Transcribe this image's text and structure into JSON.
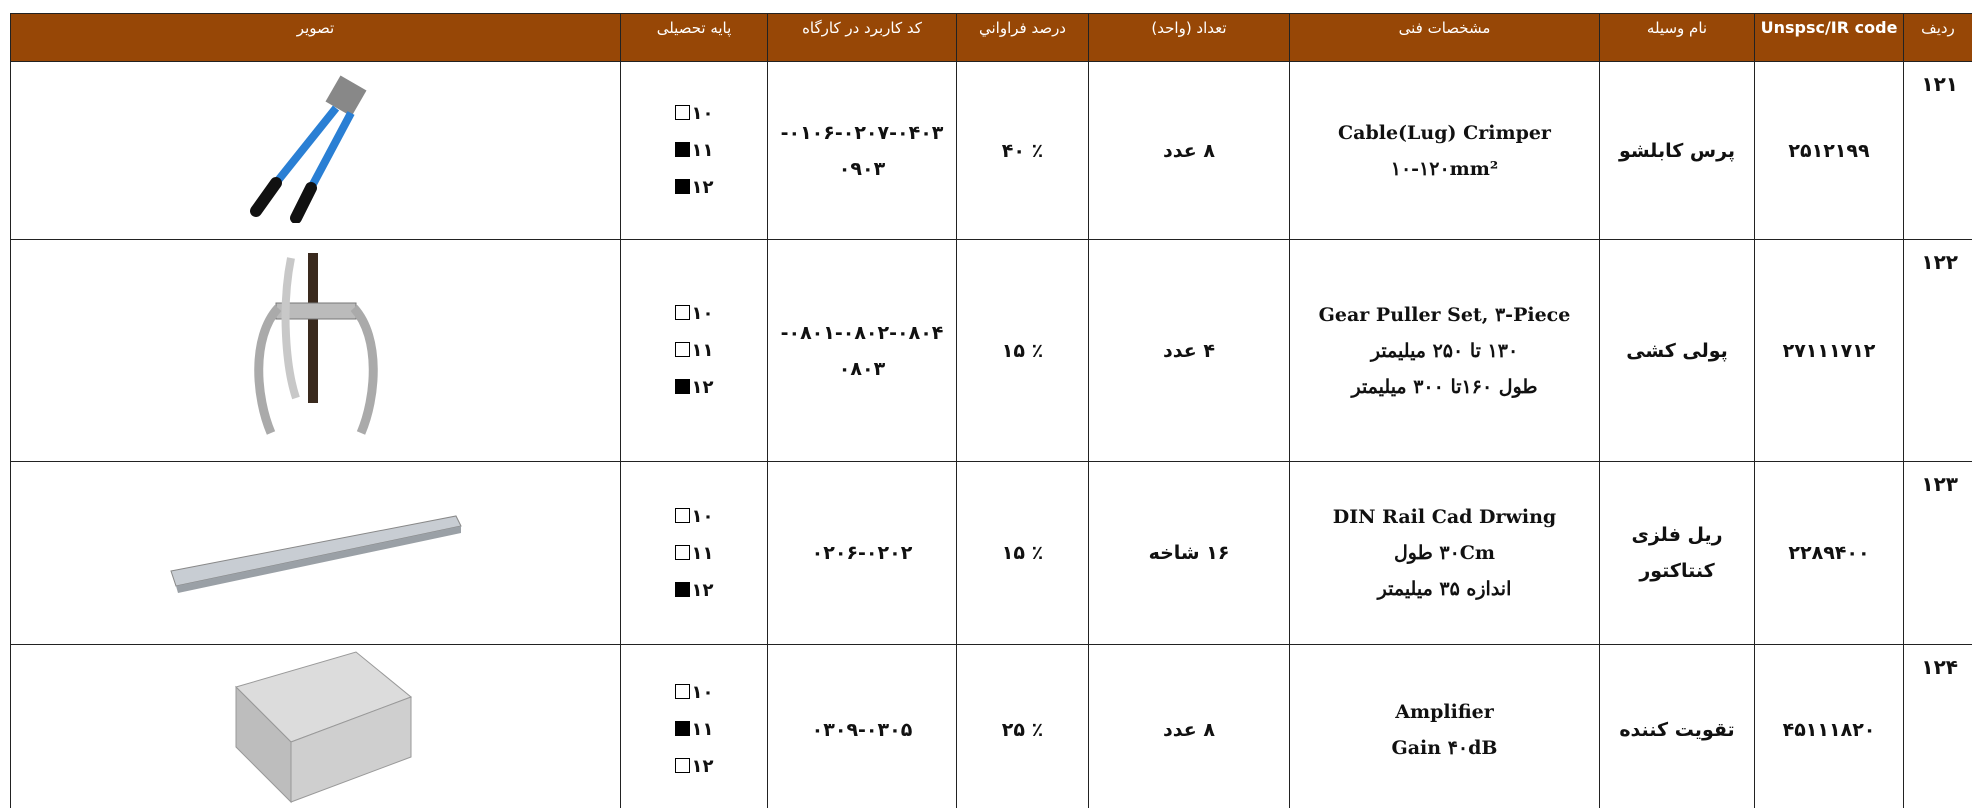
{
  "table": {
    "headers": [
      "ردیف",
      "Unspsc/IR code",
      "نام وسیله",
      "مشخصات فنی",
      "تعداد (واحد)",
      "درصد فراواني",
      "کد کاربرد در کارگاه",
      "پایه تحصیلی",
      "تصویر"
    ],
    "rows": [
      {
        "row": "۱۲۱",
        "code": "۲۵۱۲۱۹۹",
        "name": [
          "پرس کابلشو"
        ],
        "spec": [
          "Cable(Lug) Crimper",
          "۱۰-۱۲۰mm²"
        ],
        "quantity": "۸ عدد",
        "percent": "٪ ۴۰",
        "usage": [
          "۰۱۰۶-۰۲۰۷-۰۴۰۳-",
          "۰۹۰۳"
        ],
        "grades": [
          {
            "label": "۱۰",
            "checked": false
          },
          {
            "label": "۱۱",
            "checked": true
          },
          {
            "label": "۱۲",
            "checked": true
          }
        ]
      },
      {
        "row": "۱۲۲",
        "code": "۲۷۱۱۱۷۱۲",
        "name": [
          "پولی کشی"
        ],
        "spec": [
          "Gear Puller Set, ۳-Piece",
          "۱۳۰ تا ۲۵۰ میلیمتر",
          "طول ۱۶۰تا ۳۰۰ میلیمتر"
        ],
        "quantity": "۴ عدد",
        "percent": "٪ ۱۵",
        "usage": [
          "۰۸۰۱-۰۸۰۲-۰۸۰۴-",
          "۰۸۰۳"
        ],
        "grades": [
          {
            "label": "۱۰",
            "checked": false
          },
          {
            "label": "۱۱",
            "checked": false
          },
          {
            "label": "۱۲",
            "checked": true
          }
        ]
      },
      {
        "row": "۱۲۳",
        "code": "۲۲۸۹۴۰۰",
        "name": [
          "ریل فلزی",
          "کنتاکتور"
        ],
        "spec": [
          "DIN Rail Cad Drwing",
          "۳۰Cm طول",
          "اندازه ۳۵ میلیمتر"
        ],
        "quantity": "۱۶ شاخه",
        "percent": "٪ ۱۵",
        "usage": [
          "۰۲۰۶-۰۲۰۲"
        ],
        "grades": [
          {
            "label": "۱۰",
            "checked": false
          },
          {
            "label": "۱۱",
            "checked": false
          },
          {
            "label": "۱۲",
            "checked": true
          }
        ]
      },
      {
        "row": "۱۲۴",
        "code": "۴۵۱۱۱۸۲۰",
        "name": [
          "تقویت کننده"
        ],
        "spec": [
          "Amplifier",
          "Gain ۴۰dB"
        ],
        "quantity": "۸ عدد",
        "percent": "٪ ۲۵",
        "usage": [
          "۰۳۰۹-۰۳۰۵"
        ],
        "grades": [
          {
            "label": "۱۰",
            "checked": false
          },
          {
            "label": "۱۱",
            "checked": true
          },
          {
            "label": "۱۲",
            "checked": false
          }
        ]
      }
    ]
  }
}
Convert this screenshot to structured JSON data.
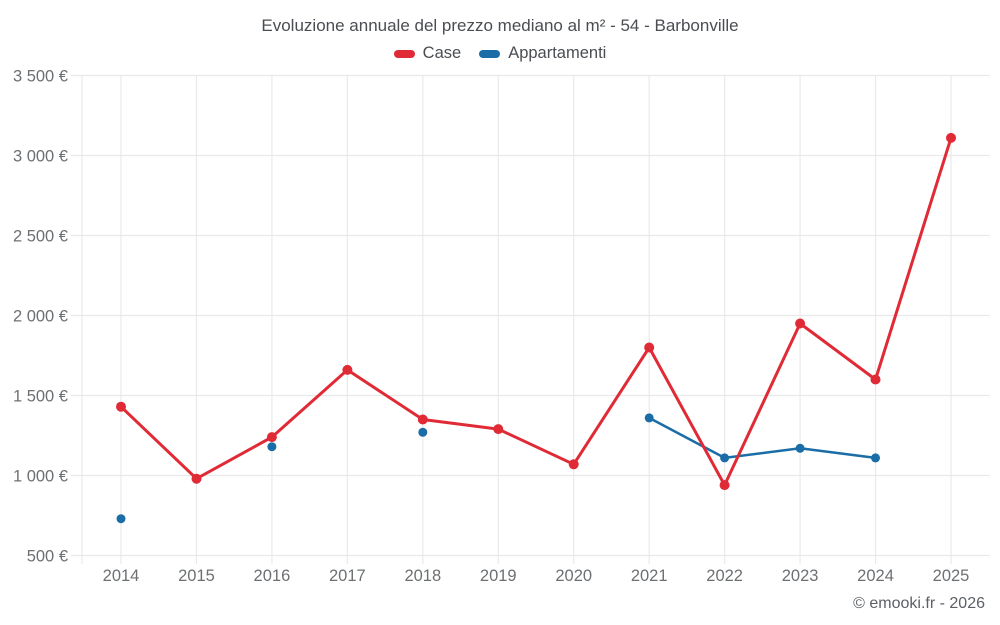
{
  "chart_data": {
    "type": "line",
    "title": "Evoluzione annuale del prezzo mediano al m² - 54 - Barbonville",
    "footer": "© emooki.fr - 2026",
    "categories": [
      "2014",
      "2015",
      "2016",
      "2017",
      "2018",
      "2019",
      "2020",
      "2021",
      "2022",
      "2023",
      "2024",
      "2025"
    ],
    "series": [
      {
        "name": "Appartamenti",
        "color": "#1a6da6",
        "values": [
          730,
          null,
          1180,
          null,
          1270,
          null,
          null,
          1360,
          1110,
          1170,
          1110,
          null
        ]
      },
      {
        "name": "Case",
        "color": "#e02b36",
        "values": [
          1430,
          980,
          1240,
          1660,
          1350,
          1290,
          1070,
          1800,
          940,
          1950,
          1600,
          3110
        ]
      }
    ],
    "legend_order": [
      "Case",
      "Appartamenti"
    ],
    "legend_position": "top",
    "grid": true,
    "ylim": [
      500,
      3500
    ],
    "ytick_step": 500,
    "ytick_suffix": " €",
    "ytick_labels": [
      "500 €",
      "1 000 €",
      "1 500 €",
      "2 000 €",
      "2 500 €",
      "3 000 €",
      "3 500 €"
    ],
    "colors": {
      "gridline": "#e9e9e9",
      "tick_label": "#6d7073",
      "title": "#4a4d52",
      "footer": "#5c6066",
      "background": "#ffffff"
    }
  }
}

----

What to work on
All entries are to be retyped exactly. Omit any embedded images.

Problem solution
Transcribe this image's text and structure into JSON.
{
  "table": {
    "headers": [
      "ردیف",
      "Unspsc/IR code",
      "نام وسیله",
      "مشخصات فنی",
      "تعداد (واحد)",
      "درصد فراواني",
      "کد کاربرد در کارگاه",
      "پایه تحصیلی",
      "تصویر"
    ],
    "rows": [
      {
        "row": "۱۲۱",
        "code": "۲۵۱۲۱۹۹",
        "name": [
          "پرس کابلشو"
        ],
        "spec": [
          "Cable(Lug) Crimper",
          "۱۰-۱۲۰mm²"
        ],
        "quantity": "۸ عدد",
        "percent": "٪ ۴۰",
        "usage": [
          "۰۱۰۶-۰۲۰۷-۰۴۰۳-",
          "۰۹۰۳"
        ],
        "grades": [
          {
            "label": "۱۰",
            "checked": false
          },
          {
            "label": "۱۱",
            "checked": true
          },
          {
            "label": "۱۲",
            "checked": true
          }
        ]
      },
      {
        "row": "۱۲۲",
        "code": "۲۷۱۱۱۷۱۲",
        "name": [
          "پولی کشی"
        ],
        "spec": [
          "Gear Puller Set, ۳-Piece",
          "۱۳۰ تا ۲۵۰ میلیمتر",
          "طول ۱۶۰تا ۳۰۰ میلیمتر"
        ],
        "quantity": "۴ عدد",
        "percent": "٪ ۱۵",
        "usage": [
          "۰۸۰۱-۰۸۰۲-۰۸۰۴-",
          "۰۸۰۳"
        ],
        "grades": [
          {
            "label": "۱۰",
            "checked": false
          },
          {
            "label": "۱۱",
            "checked": false
          },
          {
            "label": "۱۲",
            "checked": true
          }
        ]
      },
      {
        "row": "۱۲۳",
        "code": "۲۲۸۹۴۰۰",
        "name": [
          "ریل فلزی",
          "کنتاکتور"
        ],
        "spec": [
          "DIN Rail Cad Drwing",
          "۳۰Cm طول",
          "اندازه ۳۵ میلیمتر"
        ],
        "quantity": "۱۶ شاخه",
        "percent": "٪ ۱۵",
        "usage": [
          "۰۲۰۶-۰۲۰۲"
        ],
        "grades": [
          {
            "label": "۱۰",
            "checked": false
          },
          {
            "label": "۱۱",
            "checked": false
          },
          {
            "label": "۱۲",
            "checked": true
          }
        ]
      },
      {
        "row": "۱۲۴",
        "code": "۴۵۱۱۱۸۲۰",
        "name": [
          "تقویت کننده"
        ],
        "spec": [
          "Amplifier",
          "Gain ۴۰dB"
        ],
        "quantity": "۸ عدد",
        "percent": "٪ ۲۵",
        "usage": [
          "۰۳۰۹-۰۳۰۵"
        ],
        "grades": [
          {
            "label": "۱۰",
            "checked": false
          },
          {
            "label": "۱۱",
            "checked": true
          },
          {
            "label": "۱۲",
            "checked": false
          }
        ]
      }
    ]
  }
}
Convert this screenshot to structured JSON data.
{
  "chart_data": {
    "type": "line",
    "title": "Evoluzione annuale del prezzo mediano al m² - 54 - Barbonville",
    "footer": "© emooki.fr - 2026",
    "categories": [
      "2014",
      "2015",
      "2016",
      "2017",
      "2018",
      "2019",
      "2020",
      "2021",
      "2022",
      "2023",
      "2024",
      "2025"
    ],
    "series": [
      {
        "name": "Appartamenti",
        "color": "#1a6da6",
        "values": [
          730,
          null,
          1180,
          null,
          1270,
          null,
          null,
          1360,
          1110,
          1170,
          1110,
          null
        ]
      },
      {
        "name": "Case",
        "color": "#e02b36",
        "values": [
          1430,
          980,
          1240,
          1660,
          1350,
          1290,
          1070,
          1800,
          940,
          1950,
          1600,
          3110
        ]
      }
    ],
    "legend_order": [
      "Case",
      "Appartamenti"
    ],
    "legend_position": "top",
    "grid": true,
    "ylim": [
      500,
      3500
    ],
    "ytick_step": 500,
    "ytick_suffix": " €",
    "ytick_labels": [
      "500 €",
      "1 000 €",
      "1 500 €",
      "2 000 €",
      "2 500 €",
      "3 000 €",
      "3 500 €"
    ],
    "colors": {
      "gridline": "#e9e9e9",
      "tick_label": "#6d7073",
      "title": "#4a4d52",
      "footer": "#5c6066",
      "background": "#ffffff"
    }
  }
}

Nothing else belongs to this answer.